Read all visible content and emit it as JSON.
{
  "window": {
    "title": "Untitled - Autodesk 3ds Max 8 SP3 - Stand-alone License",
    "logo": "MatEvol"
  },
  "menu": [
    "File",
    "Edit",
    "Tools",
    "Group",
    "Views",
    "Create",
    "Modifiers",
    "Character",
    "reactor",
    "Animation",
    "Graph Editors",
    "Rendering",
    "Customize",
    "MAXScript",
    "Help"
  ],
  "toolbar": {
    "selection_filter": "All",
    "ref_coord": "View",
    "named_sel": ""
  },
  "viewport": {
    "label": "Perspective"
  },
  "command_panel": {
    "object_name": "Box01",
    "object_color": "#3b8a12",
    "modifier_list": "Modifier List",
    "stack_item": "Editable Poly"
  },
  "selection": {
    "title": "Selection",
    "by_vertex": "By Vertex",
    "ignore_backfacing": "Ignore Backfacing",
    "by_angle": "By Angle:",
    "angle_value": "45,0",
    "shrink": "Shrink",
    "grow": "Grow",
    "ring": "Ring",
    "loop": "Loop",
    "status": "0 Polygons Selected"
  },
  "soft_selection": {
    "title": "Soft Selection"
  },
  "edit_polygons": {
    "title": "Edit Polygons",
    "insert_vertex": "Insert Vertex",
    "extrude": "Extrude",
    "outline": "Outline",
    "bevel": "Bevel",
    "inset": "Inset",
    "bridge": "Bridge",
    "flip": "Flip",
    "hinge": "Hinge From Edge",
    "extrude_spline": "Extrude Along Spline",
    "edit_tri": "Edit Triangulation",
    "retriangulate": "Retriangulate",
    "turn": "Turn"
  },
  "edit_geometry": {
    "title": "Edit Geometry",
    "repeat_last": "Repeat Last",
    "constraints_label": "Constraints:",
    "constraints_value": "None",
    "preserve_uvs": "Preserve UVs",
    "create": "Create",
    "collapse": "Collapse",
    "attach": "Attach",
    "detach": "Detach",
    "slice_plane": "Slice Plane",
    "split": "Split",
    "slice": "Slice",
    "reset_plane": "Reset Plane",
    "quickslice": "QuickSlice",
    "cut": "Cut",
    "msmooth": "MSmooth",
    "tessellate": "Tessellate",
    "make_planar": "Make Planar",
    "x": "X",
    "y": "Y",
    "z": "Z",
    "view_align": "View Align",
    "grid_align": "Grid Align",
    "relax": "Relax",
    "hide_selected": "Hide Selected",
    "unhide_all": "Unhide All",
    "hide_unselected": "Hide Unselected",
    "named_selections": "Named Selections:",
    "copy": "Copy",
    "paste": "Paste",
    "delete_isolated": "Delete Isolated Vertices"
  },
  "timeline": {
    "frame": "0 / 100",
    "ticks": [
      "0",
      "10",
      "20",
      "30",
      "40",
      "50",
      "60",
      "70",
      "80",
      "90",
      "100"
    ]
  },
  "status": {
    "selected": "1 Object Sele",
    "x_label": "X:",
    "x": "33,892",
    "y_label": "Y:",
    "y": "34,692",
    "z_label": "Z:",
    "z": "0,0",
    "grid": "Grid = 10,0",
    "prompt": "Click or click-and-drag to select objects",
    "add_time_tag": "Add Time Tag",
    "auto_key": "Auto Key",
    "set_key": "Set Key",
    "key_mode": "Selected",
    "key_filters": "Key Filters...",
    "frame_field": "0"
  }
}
★ ★ ★ ★ ★ ★ ★
REQUEST:
Set down the listing above in full, please, exactly as it appears.

RESPONSE:
Read all visible content and emit it as JSON.
{
  "window": {
    "title": "Untitled - Autodesk 3ds Max 8 SP3 - Stand-alone License",
    "logo": "MatEvol"
  },
  "menu": [
    "File",
    "Edit",
    "Tools",
    "Group",
    "Views",
    "Create",
    "Modifiers",
    "Character",
    "reactor",
    "Animation",
    "Graph Editors",
    "Rendering",
    "Customize",
    "MAXScript",
    "Help"
  ],
  "toolbar": {
    "selection_filter": "All",
    "ref_coord": "View",
    "named_sel": ""
  },
  "viewport": {
    "label": "Perspective"
  },
  "command_panel": {
    "object_name": "Box01",
    "object_color": "#3b8a12",
    "modifier_list": "Modifier List",
    "stack_item": "Editable Poly"
  },
  "selection": {
    "title": "Selection",
    "by_vertex": "By Vertex",
    "ignore_backfacing": "Ignore Backfacing",
    "by_angle": "By Angle:",
    "angle_value": "45,0",
    "shrink": "Shrink",
    "grow": "Grow",
    "ring": "Ring",
    "loop": "Loop",
    "status": "0 Polygons Selected"
  },
  "soft_selection": {
    "title": "Soft Selection"
  },
  "edit_polygons": {
    "title": "Edit Polygons",
    "insert_vertex": "Insert Vertex",
    "extrude": "Extrude",
    "outline": "Outline",
    "bevel": "Bevel",
    "inset": "Inset",
    "bridge": "Bridge",
    "flip": "Flip",
    "hinge": "Hinge From Edge",
    "extrude_spline": "Extrude Along Spline",
    "edit_tri": "Edit Triangulation",
    "retriangulate": "Retriangulate",
    "turn": "Turn"
  },
  "edit_geometry": {
    "title": "Edit Geometry",
    "repeat_last": "Repeat Last",
    "constraints_label": "Constraints:",
    "constraints_value": "None",
    "preserve_uvs": "Preserve UVs",
    "create": "Create",
    "collapse": "Collapse",
    "attach": "Attach",
    "detach": "Detach",
    "slice_plane": "Slice Plane",
    "split": "Split",
    "slice": "Slice",
    "reset_plane": "Reset Plane",
    "quickslice": "QuickSlice",
    "cut": "Cut",
    "msmooth": "MSmooth",
    "tessellate": "Tessellate",
    "make_planar": "Make Planar",
    "x": "X",
    "y": "Y",
    "z": "Z",
    "view_align": "View Align",
    "grid_align": "Grid Align",
    "relax": "Relax",
    "hide_selected": "Hide Selected",
    "unhide_all": "Unhide All",
    "hide_unselected": "Hide Unselected",
    "named_selections": "Named Selections:",
    "copy": "Copy",
    "paste": "Paste",
    "delete_isolated": "Delete Isolated Vertices"
  },
  "timeline": {
    "frame": "0 / 100",
    "ticks": [
      "0",
      "10",
      "20",
      "30",
      "40",
      "50",
      "60",
      "70",
      "80",
      "90",
      "100"
    ]
  },
  "status": {
    "selected": "1 Object Sele",
    "x_label": "X:",
    "x": "33,892",
    "y_label": "Y:",
    "y": "34,692",
    "z_label": "Z:",
    "z": "0,0",
    "grid": "Grid = 10,0",
    "prompt": "Click or click-and-drag to select objects",
    "add_time_tag": "Add Time Tag",
    "auto_key": "Auto Key",
    "set_key": "Set Key",
    "key_mode": "Selected",
    "key_filters": "Key Filters...",
    "frame_field": "0"
  }
}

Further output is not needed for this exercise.